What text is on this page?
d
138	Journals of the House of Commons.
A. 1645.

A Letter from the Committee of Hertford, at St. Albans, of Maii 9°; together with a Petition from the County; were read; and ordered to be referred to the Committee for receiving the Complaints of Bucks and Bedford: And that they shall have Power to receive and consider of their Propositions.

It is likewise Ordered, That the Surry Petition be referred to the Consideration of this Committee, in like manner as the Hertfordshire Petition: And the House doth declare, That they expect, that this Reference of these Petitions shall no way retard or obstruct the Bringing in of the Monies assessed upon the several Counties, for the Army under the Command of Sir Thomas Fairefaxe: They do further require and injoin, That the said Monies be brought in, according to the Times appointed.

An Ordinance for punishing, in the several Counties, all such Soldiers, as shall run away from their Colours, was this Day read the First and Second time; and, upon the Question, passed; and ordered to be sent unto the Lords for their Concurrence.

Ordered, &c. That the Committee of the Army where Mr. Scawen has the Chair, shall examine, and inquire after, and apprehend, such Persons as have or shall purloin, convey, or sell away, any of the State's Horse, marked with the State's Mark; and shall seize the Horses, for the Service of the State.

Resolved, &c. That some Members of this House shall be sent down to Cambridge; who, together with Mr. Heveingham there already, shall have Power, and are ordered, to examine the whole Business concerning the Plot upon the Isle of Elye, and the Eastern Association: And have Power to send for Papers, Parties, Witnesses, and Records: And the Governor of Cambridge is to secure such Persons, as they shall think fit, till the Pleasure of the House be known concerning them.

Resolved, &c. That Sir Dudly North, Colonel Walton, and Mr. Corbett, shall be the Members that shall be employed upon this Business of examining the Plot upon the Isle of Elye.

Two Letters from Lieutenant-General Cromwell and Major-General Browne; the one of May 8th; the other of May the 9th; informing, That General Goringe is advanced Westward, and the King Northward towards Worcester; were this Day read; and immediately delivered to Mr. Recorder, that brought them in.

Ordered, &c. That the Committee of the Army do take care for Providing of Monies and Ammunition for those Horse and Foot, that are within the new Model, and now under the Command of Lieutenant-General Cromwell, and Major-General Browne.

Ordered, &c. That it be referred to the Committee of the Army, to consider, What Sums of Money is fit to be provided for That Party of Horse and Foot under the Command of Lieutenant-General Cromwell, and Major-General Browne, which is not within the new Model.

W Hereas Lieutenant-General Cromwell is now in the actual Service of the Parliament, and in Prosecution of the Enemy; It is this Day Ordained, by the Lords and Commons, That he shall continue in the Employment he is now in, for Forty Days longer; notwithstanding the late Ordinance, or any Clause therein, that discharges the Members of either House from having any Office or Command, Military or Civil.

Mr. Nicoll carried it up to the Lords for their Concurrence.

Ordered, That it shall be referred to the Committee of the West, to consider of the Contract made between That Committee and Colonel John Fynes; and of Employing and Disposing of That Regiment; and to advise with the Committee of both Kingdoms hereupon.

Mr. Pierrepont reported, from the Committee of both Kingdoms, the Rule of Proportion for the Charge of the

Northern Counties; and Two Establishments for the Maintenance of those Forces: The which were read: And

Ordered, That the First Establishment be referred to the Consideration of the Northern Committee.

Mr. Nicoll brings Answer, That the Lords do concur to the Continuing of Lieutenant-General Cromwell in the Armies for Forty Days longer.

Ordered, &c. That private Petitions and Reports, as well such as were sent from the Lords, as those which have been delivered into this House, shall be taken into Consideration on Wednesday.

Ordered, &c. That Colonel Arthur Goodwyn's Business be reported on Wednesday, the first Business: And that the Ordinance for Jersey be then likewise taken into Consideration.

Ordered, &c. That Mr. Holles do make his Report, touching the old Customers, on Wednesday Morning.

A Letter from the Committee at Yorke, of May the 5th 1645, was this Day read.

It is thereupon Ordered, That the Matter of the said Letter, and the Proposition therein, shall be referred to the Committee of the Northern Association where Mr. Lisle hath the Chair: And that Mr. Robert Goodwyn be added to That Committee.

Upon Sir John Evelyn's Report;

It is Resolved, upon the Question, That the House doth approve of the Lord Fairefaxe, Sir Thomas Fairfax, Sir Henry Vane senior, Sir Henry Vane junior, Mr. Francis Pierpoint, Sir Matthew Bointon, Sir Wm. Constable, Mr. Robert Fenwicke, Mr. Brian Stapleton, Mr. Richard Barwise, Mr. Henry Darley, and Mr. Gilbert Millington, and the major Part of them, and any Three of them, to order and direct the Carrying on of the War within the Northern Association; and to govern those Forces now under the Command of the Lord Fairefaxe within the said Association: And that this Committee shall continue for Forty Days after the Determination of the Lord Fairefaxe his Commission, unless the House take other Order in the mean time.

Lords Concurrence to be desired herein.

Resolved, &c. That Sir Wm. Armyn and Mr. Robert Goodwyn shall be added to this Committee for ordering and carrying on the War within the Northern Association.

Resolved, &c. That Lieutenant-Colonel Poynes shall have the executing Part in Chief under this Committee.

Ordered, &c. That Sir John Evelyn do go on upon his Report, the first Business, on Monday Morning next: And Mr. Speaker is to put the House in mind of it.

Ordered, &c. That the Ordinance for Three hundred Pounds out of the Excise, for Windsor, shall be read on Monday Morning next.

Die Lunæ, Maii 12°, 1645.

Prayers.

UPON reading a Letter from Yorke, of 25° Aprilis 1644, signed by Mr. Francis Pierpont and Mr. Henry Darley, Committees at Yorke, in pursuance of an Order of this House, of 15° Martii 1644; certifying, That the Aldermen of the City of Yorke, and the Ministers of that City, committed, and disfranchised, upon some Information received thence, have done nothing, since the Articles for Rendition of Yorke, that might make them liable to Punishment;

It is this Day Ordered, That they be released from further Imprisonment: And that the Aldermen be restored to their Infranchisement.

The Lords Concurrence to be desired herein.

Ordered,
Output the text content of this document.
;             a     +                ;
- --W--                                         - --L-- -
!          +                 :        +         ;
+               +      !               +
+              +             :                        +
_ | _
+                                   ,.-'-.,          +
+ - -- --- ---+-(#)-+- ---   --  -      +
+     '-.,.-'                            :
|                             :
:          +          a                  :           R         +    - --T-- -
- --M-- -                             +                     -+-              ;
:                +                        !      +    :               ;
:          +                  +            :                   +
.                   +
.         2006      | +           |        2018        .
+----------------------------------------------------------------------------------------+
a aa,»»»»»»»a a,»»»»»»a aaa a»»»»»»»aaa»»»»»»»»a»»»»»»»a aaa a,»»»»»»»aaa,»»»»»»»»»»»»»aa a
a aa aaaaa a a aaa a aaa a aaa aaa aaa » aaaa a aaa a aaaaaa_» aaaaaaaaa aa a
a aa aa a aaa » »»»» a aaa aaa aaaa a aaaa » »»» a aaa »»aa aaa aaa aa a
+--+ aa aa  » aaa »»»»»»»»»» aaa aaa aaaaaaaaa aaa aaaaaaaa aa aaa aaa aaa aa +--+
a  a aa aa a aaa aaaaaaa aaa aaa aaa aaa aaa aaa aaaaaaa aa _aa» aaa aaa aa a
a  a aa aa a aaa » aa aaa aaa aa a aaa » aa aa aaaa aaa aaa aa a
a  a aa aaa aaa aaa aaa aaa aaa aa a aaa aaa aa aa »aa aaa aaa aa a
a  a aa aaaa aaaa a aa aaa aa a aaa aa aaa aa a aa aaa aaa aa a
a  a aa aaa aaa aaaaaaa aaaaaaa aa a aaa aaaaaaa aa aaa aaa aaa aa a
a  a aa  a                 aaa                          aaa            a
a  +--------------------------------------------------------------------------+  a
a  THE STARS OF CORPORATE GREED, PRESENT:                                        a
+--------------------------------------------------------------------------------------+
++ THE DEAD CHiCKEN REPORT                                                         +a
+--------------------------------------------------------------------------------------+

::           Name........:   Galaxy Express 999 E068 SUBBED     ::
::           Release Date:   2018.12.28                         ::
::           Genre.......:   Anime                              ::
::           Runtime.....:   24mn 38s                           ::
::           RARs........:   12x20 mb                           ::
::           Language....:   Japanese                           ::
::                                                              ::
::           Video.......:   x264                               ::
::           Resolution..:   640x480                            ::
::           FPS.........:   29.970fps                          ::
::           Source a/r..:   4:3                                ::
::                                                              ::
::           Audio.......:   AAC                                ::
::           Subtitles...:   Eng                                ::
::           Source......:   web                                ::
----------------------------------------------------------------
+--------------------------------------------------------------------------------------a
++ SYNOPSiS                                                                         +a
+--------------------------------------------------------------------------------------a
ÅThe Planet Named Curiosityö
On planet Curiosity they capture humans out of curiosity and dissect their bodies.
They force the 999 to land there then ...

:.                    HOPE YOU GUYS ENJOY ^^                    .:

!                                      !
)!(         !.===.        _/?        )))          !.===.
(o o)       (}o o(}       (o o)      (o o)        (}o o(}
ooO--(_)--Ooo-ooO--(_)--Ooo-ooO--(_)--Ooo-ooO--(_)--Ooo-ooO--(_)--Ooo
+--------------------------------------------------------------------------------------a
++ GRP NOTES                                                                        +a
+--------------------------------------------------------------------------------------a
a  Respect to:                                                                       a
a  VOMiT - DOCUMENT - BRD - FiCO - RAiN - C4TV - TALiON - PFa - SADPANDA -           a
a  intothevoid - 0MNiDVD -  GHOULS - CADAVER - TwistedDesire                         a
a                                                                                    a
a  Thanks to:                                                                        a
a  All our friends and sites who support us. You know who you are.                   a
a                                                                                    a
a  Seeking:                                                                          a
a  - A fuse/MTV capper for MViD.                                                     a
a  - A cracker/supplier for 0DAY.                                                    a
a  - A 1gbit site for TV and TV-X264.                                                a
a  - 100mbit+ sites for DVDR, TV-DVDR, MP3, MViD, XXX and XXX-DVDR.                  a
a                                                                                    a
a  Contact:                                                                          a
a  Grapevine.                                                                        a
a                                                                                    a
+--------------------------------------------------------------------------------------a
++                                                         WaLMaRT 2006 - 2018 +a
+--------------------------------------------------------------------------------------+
════
■ **TASK PROMPT**
Pick out and copy every line that contains the word "Chair".

■ **RIGHT ANSWER**
Ordered, &c. That the Committee of the Army where Mr. Scawen has the Chair, shall examine, and inquire after, and apprehend, such Persons as have or shall purloin, convey, or sell away, any of the State's Horse, marked with the State's Mark; and shall seize the Horses, for the Service of the State.
It is thereupon Ordered, That the Matter of the said Letter, and the Proposition therein, shall be referred to the Committee of the Northern Association where Mr. Lisle hath the Chair: And that Mr. Robert Goodwyn be added to That Committee.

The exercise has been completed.